## begin SUPPLIED DATA

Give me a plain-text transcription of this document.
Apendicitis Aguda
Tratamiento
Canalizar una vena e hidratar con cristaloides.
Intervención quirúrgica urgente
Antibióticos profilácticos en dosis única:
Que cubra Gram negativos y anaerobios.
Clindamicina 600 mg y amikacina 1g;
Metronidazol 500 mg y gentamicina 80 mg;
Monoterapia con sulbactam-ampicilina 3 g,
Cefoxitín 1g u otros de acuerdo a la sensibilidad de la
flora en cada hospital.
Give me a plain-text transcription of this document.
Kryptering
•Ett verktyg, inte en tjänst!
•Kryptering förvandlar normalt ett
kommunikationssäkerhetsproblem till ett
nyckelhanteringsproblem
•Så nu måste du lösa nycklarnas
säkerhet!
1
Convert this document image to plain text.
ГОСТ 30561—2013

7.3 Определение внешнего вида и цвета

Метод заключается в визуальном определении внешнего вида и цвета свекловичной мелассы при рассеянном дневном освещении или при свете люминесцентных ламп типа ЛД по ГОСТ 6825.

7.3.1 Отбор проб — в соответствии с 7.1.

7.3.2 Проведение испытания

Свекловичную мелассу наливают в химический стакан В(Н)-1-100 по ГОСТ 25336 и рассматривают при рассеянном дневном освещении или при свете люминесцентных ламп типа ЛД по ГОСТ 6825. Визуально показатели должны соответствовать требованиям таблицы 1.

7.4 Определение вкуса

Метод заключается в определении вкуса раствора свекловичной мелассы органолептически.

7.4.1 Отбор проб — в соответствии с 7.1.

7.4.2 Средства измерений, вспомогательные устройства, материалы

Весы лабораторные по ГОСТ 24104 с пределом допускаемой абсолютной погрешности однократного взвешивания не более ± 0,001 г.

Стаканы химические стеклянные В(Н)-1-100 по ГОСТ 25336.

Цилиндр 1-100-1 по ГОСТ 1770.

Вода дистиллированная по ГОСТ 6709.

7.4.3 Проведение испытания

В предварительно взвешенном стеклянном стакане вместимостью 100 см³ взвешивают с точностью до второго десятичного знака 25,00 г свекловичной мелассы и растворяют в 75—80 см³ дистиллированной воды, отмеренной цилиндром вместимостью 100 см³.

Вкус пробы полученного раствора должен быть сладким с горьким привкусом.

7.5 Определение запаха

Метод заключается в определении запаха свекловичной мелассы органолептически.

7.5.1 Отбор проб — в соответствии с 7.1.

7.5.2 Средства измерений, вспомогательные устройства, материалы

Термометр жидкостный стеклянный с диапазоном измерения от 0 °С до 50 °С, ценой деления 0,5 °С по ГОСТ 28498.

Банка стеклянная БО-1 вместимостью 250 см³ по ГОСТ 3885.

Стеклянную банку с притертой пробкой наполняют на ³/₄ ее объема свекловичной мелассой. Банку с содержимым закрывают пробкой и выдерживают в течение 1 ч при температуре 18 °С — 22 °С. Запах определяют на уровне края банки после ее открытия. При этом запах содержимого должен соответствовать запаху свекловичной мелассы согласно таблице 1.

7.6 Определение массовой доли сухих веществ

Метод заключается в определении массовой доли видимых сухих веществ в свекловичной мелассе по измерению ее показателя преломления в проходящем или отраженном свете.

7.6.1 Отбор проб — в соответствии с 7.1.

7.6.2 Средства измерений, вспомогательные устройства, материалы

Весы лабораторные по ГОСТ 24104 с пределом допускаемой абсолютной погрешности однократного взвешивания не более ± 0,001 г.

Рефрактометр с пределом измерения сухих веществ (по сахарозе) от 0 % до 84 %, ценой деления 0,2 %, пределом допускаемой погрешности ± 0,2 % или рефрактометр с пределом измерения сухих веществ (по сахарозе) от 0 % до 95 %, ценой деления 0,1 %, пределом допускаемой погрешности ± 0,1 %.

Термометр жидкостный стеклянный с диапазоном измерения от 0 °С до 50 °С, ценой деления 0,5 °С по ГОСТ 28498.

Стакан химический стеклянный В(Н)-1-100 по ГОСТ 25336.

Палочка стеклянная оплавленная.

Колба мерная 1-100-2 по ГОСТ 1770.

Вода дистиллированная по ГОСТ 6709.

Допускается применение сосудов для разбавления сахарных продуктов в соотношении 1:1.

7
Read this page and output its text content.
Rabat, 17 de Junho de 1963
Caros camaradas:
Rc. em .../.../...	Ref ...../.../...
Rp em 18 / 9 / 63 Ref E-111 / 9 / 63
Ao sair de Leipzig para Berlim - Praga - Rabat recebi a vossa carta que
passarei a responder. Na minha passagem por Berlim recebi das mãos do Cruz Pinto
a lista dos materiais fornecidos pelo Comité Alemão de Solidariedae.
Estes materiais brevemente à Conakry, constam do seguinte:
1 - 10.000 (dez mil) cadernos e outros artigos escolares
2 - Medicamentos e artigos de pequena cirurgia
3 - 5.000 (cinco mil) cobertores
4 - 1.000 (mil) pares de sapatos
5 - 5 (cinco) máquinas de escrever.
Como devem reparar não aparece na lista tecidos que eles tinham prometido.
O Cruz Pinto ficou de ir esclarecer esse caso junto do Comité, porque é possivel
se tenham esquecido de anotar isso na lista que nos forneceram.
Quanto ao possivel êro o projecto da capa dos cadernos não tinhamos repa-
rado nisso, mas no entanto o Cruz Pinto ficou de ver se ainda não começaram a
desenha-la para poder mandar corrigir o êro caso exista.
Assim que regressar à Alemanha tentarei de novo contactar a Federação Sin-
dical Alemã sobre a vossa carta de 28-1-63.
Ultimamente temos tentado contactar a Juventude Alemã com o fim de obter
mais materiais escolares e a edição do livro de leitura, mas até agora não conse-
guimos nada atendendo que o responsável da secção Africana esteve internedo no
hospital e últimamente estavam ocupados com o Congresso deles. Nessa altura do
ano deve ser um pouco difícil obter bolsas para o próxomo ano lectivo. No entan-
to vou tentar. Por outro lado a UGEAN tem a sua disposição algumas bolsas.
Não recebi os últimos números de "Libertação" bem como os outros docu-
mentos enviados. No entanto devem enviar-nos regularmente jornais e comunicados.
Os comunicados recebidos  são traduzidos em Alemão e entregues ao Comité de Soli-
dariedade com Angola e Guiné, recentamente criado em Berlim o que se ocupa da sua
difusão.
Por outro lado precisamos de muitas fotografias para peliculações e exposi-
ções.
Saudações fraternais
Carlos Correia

## end SUPPLIED DATA

**WRITTEN TASK**
Copy all lines of the listing above that contain the string "химический".

**TASK RESULT**
Свекловичную мелассу наливают в химический стакан В(Н)-1-100 по ГОСТ 25336 и рассматривают при рассеянном дневном освещении или при свете люминесцентных ламп типа ЛД по ГОСТ 6825. Визуально показатели должны соответствовать требованиям таблицы 1.
Стакан химический стеклянный В(Н)-1-100 по ГОСТ 25336.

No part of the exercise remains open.